§ WHAT TO PRODUCE
Show every line in the entries below where the word "items" appears.

+--

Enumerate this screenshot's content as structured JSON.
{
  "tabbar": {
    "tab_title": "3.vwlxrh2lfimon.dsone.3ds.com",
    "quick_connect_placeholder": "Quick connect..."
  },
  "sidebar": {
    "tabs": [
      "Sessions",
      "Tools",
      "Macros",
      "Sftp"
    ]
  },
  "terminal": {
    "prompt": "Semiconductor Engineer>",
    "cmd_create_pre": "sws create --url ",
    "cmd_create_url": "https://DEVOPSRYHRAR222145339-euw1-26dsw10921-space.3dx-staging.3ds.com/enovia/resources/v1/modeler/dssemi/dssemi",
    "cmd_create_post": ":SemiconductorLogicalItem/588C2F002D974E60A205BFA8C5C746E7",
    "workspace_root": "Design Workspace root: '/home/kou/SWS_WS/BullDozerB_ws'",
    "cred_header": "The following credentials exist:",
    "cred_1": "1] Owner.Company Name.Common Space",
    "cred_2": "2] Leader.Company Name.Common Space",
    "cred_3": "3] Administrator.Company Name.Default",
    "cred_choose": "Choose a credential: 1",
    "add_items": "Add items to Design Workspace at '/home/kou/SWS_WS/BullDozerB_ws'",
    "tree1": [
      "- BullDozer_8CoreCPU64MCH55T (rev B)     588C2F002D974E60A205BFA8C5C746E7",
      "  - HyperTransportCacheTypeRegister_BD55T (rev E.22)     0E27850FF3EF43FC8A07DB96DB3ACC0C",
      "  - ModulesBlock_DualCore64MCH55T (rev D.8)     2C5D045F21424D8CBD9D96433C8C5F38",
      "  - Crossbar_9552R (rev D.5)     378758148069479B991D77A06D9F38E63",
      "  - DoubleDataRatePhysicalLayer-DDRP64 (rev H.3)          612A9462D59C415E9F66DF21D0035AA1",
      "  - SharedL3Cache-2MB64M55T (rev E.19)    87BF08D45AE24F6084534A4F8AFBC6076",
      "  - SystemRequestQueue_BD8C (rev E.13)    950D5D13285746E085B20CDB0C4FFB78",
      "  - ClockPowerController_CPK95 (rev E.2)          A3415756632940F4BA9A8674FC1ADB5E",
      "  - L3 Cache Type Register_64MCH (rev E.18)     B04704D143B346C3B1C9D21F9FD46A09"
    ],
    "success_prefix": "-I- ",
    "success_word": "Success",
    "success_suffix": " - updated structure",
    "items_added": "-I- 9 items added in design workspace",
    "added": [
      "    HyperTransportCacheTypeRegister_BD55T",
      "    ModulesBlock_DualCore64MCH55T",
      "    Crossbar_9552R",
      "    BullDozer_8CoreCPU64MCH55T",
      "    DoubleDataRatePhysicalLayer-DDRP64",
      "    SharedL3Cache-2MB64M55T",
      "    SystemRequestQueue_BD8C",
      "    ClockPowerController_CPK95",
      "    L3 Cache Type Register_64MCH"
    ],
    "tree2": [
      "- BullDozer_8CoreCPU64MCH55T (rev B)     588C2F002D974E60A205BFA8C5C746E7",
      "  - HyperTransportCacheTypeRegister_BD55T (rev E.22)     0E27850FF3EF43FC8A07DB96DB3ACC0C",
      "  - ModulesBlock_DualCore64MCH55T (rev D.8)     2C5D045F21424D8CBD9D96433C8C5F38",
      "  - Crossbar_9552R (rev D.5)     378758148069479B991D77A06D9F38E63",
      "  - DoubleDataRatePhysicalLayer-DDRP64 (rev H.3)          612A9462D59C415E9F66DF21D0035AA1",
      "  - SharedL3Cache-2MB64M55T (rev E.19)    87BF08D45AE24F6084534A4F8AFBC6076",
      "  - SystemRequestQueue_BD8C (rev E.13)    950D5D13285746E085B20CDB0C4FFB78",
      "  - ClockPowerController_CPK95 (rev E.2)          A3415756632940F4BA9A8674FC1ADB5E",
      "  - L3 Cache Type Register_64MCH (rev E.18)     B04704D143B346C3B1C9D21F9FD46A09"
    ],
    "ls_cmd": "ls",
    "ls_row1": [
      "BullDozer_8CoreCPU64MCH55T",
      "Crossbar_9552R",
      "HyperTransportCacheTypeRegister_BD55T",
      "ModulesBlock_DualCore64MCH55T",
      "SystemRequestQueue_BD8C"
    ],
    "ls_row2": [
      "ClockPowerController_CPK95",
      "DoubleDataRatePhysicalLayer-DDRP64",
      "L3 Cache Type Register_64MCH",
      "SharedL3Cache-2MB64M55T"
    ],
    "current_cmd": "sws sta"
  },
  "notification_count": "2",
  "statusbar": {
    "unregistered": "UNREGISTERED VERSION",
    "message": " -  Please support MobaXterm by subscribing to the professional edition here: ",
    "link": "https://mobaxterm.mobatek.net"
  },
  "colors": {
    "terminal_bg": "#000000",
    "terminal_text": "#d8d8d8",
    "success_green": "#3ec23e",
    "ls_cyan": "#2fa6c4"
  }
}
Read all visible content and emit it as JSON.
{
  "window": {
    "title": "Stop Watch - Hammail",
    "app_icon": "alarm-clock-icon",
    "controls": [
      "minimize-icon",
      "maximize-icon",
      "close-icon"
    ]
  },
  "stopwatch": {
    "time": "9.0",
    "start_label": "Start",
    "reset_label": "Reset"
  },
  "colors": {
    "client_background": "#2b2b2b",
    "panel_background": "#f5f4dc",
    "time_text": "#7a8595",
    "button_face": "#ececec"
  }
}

+--

§ RESULT OF THIS TASK
    "add_items": "Add items to Design Workspace at '/home/kou/SWS_WS/BullDozerB_ws'",
    "items_added": "-I- 9 items added in design workspace",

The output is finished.